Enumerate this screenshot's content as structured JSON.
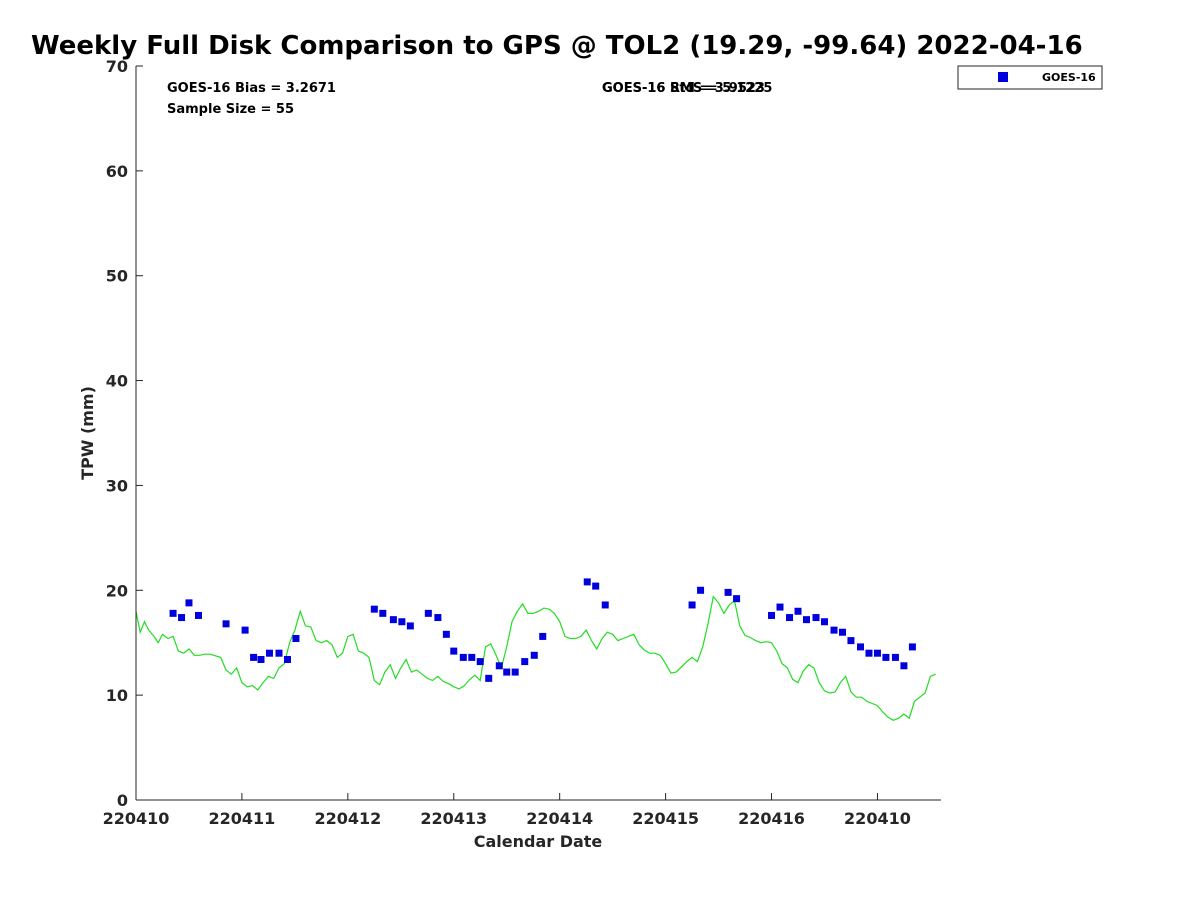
{
  "chart_data": {
    "type": "scatter",
    "title": "Weekly Full Disk Comparison to GPS @ TOL2 (19.29, -99.64) 2022-04-16",
    "xlabel": "Calendar Date",
    "ylabel": "TPW (mm)",
    "xlim": [
      0,
      7.6
    ],
    "ylim": [
      0,
      70
    ],
    "yticks": [
      0,
      10,
      20,
      30,
      40,
      50,
      60,
      70
    ],
    "xticks": [
      {
        "value": 0,
        "label": "220410"
      },
      {
        "value": 1,
        "label": "220411"
      },
      {
        "value": 2,
        "label": "220412"
      },
      {
        "value": 3,
        "label": "220413"
      },
      {
        "value": 4,
        "label": "220414"
      },
      {
        "value": 5,
        "label": "220415"
      },
      {
        "value": 6,
        "label": "220416"
      },
      {
        "value": 7,
        "label": "220410"
      }
    ],
    "grid": false,
    "legend_position": "top-right, outside plot",
    "annotations": {
      "bias": "GOES-16 Bias = 3.2671",
      "sample_size": "Sample Size = 55",
      "overlap_a": "GOES-16 Std = 3.9523",
      "overlap_b": "GOES-16 RMS = 5.1225"
    },
    "series": [
      {
        "name": "GOES-16",
        "kind": "scatter",
        "marker": "square",
        "color": "#0000dd",
        "x": [
          0.35,
          0.43,
          0.5,
          0.59,
          0.85,
          1.03,
          1.11,
          1.18,
          1.26,
          1.35,
          1.43,
          1.51,
          2.25,
          2.33,
          2.43,
          2.51,
          2.59,
          2.76,
          2.85,
          2.93,
          3.0,
          3.09,
          3.17,
          3.25,
          3.33,
          3.43,
          3.5,
          3.58,
          3.67,
          3.76,
          3.84,
          4.26,
          4.34,
          4.43,
          5.25,
          5.33,
          5.59,
          5.67,
          6.0,
          6.08,
          6.17,
          6.25,
          6.33,
          6.42,
          6.5,
          6.59,
          6.67,
          6.75,
          6.84,
          6.92,
          7.0,
          7.08,
          7.17,
          7.25,
          7.33
        ],
        "y": [
          17.8,
          17.4,
          18.8,
          17.6,
          16.8,
          16.2,
          13.6,
          13.4,
          14.0,
          14.0,
          13.4,
          15.4,
          18.2,
          17.8,
          17.2,
          17.0,
          16.6,
          17.8,
          17.4,
          15.8,
          14.2,
          13.6,
          13.6,
          13.2,
          11.6,
          12.8,
          12.2,
          12.2,
          13.2,
          13.8,
          15.6,
          20.8,
          20.4,
          18.6,
          18.6,
          20.0,
          19.8,
          19.2,
          17.6,
          18.4,
          17.4,
          18.0,
          17.2,
          17.4,
          17.0,
          16.2,
          16.0,
          15.2,
          14.6,
          14.0,
          14.0,
          13.6,
          13.6,
          12.8,
          14.6
        ]
      },
      {
        "name": "",
        "kind": "line",
        "color": "#22dd22",
        "x": [
          0,
          0.04,
          0.08,
          0.12,
          0.17,
          0.21,
          0.25,
          0.3,
          0.35,
          0.4,
          0.45,
          0.5,
          0.55,
          0.6,
          0.65,
          0.7,
          0.8,
          0.85,
          0.9,
          0.95,
          1.0,
          1.05,
          1.1,
          1.15,
          1.2,
          1.25,
          1.3,
          1.35,
          1.4,
          1.45,
          1.5,
          1.55,
          1.6,
          1.65,
          1.7,
          1.75,
          1.8,
          1.85,
          1.9,
          1.95,
          2.0,
          2.05,
          2.1,
          2.15,
          2.2,
          2.25,
          2.3,
          2.35,
          2.4,
          2.45,
          2.5,
          2.55,
          2.6,
          2.65,
          2.7,
          2.75,
          2.8,
          2.85,
          2.9,
          2.95,
          3.0,
          3.05,
          3.1,
          3.15,
          3.2,
          3.25,
          3.3,
          3.35,
          3.4,
          3.45,
          3.5,
          3.55,
          3.6,
          3.65,
          3.7,
          3.75,
          3.8,
          3.85,
          3.9,
          3.95,
          4.0,
          4.05,
          4.1,
          4.15,
          4.2,
          4.25,
          4.3,
          4.35,
          4.4,
          4.45,
          4.5,
          4.55,
          4.6,
          4.65,
          4.7,
          4.75,
          4.8,
          4.85,
          4.9,
          4.95,
          5.0,
          5.05,
          5.1,
          5.15,
          5.2,
          5.25,
          5.3,
          5.35,
          5.4,
          5.45,
          5.5,
          5.55,
          5.6,
          5.65,
          5.7,
          5.75,
          5.8,
          5.85,
          5.9,
          5.95,
          6.0,
          6.05,
          6.1,
          6.15,
          6.2,
          6.25,
          6.3,
          6.35,
          6.4,
          6.45,
          6.5,
          6.55,
          6.6,
          6.65,
          6.7,
          6.75,
          6.8,
          6.85,
          6.9,
          6.95,
          7.0,
          7.05,
          7.1,
          7.15,
          7.2,
          7.25,
          7.3,
          7.35,
          7.4,
          7.45,
          7.5,
          7.55
        ],
        "y": [
          18.0,
          16.0,
          17.0,
          16.2,
          15.6,
          15.0,
          15.8,
          15.4,
          15.6,
          14.2,
          14.0,
          14.4,
          13.8,
          13.8,
          13.9,
          13.9,
          13.6,
          12.4,
          12.0,
          12.6,
          11.2,
          10.8,
          10.9,
          10.5,
          11.2,
          11.8,
          11.6,
          12.6,
          13.0,
          15.0,
          16.2,
          18.0,
          16.6,
          16.5,
          15.2,
          15.0,
          15.2,
          14.8,
          13.6,
          14.0,
          15.6,
          15.8,
          14.2,
          14.0,
          13.6,
          11.4,
          11.0,
          12.2,
          12.9,
          11.6,
          12.6,
          13.4,
          12.2,
          12.4,
          12.0,
          11.6,
          11.4,
          11.8,
          11.3,
          11.1,
          10.8,
          10.6,
          10.9,
          11.5,
          11.9,
          11.4,
          14.6,
          14.9,
          13.8,
          12.6,
          14.6,
          17.0,
          18.0,
          18.7,
          17.8,
          17.8,
          18.0,
          18.3,
          18.2,
          17.8,
          17.0,
          15.6,
          15.4,
          15.4,
          15.6,
          16.2,
          15.2,
          14.4,
          15.4,
          16.0,
          15.8,
          15.2,
          15.4,
          15.6,
          15.8,
          14.8,
          14.3,
          14.0,
          14.0,
          13.8,
          13.0,
          12.1,
          12.2,
          12.7,
          13.2,
          13.6,
          13.2,
          14.6,
          16.8,
          19.4,
          18.8,
          17.8,
          18.6,
          19.0,
          16.6,
          15.7,
          15.5,
          15.2,
          15.0,
          15.1,
          15.0,
          14.2,
          13.0,
          12.6,
          11.5,
          11.2,
          12.3,
          12.9,
          12.6,
          11.2,
          10.4,
          10.2,
          10.3,
          11.2,
          11.8,
          10.3,
          9.8,
          9.8,
          9.4,
          9.2,
          9.0,
          8.4,
          7.9,
          7.6,
          7.8,
          8.2,
          7.8,
          9.4,
          9.8,
          10.2,
          11.8,
          12.0
        ]
      }
    ]
  }
}
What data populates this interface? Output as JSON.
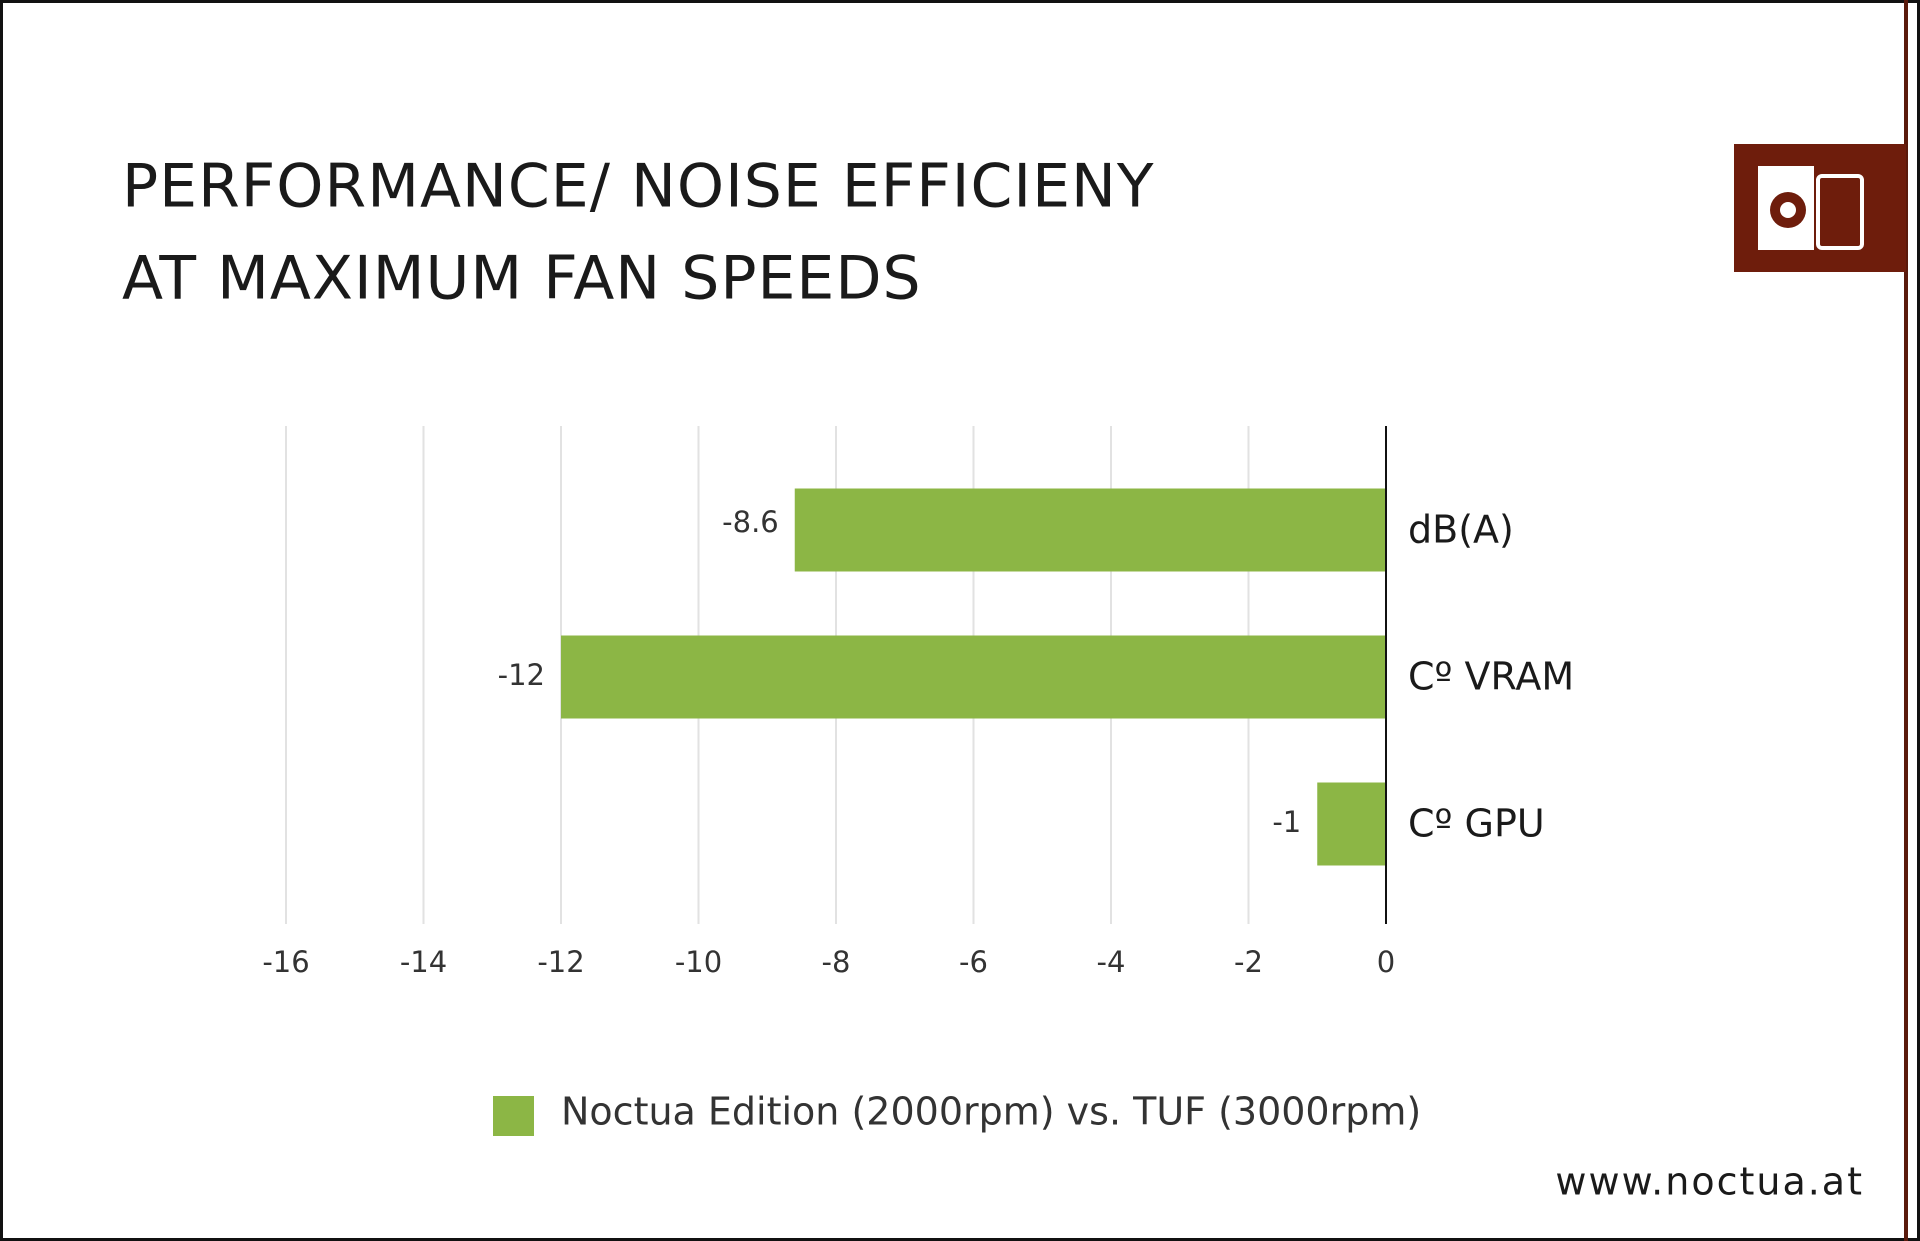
{
  "chart_data": {
    "type": "barh",
    "title": [
      "PERFORMANCE/ NOISE EFFICIENY",
      "AT MAXIMUM FAN SPEEDS"
    ],
    "categories": [
      "dB(A)",
      "Cº VRAM",
      "Cº GPU"
    ],
    "series": [
      {
        "name": "Noctua Edition (2000rpm) vs. TUF (3000rpm)",
        "color": "#8cb645",
        "values": [
          -8.6,
          -12,
          -1
        ]
      }
    ],
    "xlim": [
      -16,
      0
    ],
    "xticks": [
      -16,
      -14,
      -12,
      -10,
      -8,
      -6,
      -4,
      -2,
      0
    ],
    "grid": true,
    "legend": "bottom",
    "source": "www.noctua.at"
  }
}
....
**Given instruction:**
Retype word for word the span of lines above that begins with the line containing "What data populates" and ends with the last line of the records; skip all pictures.

**Task answer:**
What data populates this interface? Output as JSON.
{
  "chart_data": {
    "type": "barh",
    "title": [
      "PERFORMANCE/ NOISE EFFICIENY",
      "AT MAXIMUM FAN SPEEDS"
    ],
    "categories": [
      "dB(A)",
      "Cº VRAM",
      "Cº GPU"
    ],
    "series": [
      {
        "name": "Noctua Edition (2000rpm) vs. TUF (3000rpm)",
        "color": "#8cb645",
        "values": [
          -8.6,
          -12,
          -1
        ]
      }
    ],
    "xlim": [
      -16,
      0
    ],
    "xticks": [
      -16,
      -14,
      -12,
      -10,
      -8,
      -6,
      -4,
      -2,
      0
    ],
    "grid": true,
    "legend": "bottom",
    "source": "www.noctua.at"
  }
}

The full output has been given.